Written task: Set down each entry exactly as given; pictures should not appear in the copy.

Material for this exercise:
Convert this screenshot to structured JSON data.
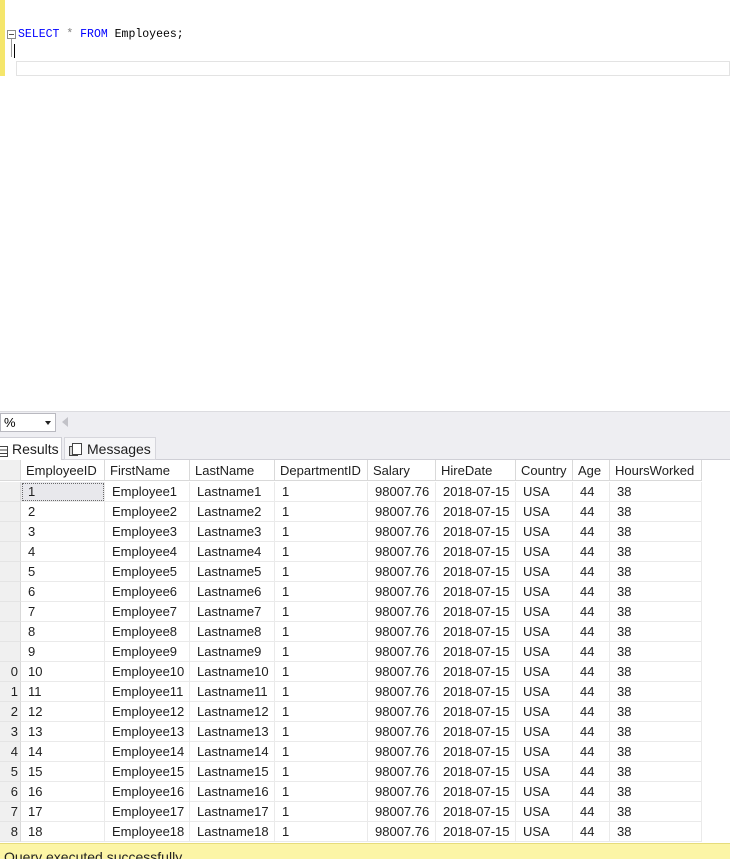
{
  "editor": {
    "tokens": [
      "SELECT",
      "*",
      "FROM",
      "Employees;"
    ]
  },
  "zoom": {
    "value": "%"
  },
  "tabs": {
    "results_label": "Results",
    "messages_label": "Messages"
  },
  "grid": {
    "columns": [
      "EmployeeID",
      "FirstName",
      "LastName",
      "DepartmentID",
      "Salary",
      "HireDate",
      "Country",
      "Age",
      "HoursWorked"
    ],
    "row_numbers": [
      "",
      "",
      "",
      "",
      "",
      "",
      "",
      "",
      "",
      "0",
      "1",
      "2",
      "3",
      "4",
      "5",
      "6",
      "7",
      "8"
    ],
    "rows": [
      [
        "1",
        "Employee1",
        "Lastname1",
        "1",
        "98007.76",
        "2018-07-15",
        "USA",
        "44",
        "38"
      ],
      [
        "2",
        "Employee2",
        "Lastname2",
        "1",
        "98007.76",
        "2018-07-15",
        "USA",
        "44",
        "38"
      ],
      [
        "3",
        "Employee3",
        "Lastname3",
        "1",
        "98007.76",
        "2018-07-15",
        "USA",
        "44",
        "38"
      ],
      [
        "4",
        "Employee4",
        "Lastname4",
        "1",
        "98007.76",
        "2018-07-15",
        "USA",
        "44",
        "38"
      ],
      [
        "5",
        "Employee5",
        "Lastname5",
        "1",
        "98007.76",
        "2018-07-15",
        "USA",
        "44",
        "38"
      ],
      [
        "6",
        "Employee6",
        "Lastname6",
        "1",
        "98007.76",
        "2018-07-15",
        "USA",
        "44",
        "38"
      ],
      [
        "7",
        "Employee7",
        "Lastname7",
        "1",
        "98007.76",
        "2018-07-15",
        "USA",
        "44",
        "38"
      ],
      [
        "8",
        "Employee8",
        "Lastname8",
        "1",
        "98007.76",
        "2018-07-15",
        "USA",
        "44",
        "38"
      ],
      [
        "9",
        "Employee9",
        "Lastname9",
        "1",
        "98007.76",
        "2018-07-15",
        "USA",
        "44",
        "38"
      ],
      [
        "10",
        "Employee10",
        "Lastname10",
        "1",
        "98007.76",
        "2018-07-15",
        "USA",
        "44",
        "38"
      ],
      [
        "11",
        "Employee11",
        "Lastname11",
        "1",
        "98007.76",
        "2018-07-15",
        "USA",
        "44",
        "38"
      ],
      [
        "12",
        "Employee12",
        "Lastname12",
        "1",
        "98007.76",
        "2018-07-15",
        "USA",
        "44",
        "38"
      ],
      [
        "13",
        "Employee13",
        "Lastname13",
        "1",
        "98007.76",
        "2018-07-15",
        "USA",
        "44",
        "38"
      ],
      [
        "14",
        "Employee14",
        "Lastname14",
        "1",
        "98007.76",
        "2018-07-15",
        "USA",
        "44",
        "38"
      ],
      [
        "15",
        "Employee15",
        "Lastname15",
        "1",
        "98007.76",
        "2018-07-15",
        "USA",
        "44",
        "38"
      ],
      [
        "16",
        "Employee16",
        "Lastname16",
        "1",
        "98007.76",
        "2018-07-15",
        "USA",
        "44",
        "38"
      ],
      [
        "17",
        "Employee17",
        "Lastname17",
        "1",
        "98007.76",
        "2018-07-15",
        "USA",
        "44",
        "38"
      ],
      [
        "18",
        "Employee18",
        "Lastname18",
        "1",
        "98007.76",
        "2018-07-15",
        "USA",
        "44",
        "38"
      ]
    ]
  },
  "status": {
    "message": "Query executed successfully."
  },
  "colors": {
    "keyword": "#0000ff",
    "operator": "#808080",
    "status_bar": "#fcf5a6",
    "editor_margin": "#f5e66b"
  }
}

Response:
Convert this screenshot to structured JSON data.
{
  "editor": {
    "tokens": [
      "SELECT",
      "*",
      "FROM",
      "Employees;"
    ]
  },
  "zoom": {
    "value": "%"
  },
  "tabs": {
    "results_label": "Results",
    "messages_label": "Messages"
  },
  "grid": {
    "columns": [
      "EmployeeID",
      "FirstName",
      "LastName",
      "DepartmentID",
      "Salary",
      "HireDate",
      "Country",
      "Age",
      "HoursWorked"
    ],
    "row_numbers": [
      "",
      "",
      "",
      "",
      "",
      "",
      "",
      "",
      "",
      "0",
      "1",
      "2",
      "3",
      "4",
      "5",
      "6",
      "7",
      "8"
    ],
    "rows": [
      [
        "1",
        "Employee1",
        "Lastname1",
        "1",
        "98007.76",
        "2018-07-15",
        "USA",
        "44",
        "38"
      ],
      [
        "2",
        "Employee2",
        "Lastname2",
        "1",
        "98007.76",
        "2018-07-15",
        "USA",
        "44",
        "38"
      ],
      [
        "3",
        "Employee3",
        "Lastname3",
        "1",
        "98007.76",
        "2018-07-15",
        "USA",
        "44",
        "38"
      ],
      [
        "4",
        "Employee4",
        "Lastname4",
        "1",
        "98007.76",
        "2018-07-15",
        "USA",
        "44",
        "38"
      ],
      [
        "5",
        "Employee5",
        "Lastname5",
        "1",
        "98007.76",
        "2018-07-15",
        "USA",
        "44",
        "38"
      ],
      [
        "6",
        "Employee6",
        "Lastname6",
        "1",
        "98007.76",
        "2018-07-15",
        "USA",
        "44",
        "38"
      ],
      [
        "7",
        "Employee7",
        "Lastname7",
        "1",
        "98007.76",
        "2018-07-15",
        "USA",
        "44",
        "38"
      ],
      [
        "8",
        "Employee8",
        "Lastname8",
        "1",
        "98007.76",
        "2018-07-15",
        "USA",
        "44",
        "38"
      ],
      [
        "9",
        "Employee9",
        "Lastname9",
        "1",
        "98007.76",
        "2018-07-15",
        "USA",
        "44",
        "38"
      ],
      [
        "10",
        "Employee10",
        "Lastname10",
        "1",
        "98007.76",
        "2018-07-15",
        "USA",
        "44",
        "38"
      ],
      [
        "11",
        "Employee11",
        "Lastname11",
        "1",
        "98007.76",
        "2018-07-15",
        "USA",
        "44",
        "38"
      ],
      [
        "12",
        "Employee12",
        "Lastname12",
        "1",
        "98007.76",
        "2018-07-15",
        "USA",
        "44",
        "38"
      ],
      [
        "13",
        "Employee13",
        "Lastname13",
        "1",
        "98007.76",
        "2018-07-15",
        "USA",
        "44",
        "38"
      ],
      [
        "14",
        "Employee14",
        "Lastname14",
        "1",
        "98007.76",
        "2018-07-15",
        "USA",
        "44",
        "38"
      ],
      [
        "15",
        "Employee15",
        "Lastname15",
        "1",
        "98007.76",
        "2018-07-15",
        "USA",
        "44",
        "38"
      ],
      [
        "16",
        "Employee16",
        "Lastname16",
        "1",
        "98007.76",
        "2018-07-15",
        "USA",
        "44",
        "38"
      ],
      [
        "17",
        "Employee17",
        "Lastname17",
        "1",
        "98007.76",
        "2018-07-15",
        "USA",
        "44",
        "38"
      ],
      [
        "18",
        "Employee18",
        "Lastname18",
        "1",
        "98007.76",
        "2018-07-15",
        "USA",
        "44",
        "38"
      ]
    ]
  },
  "status": {
    "message": "Query executed successfully."
  },
  "colors": {
    "keyword": "#0000ff",
    "operator": "#808080",
    "status_bar": "#fcf5a6",
    "editor_margin": "#f5e66b"
  }
}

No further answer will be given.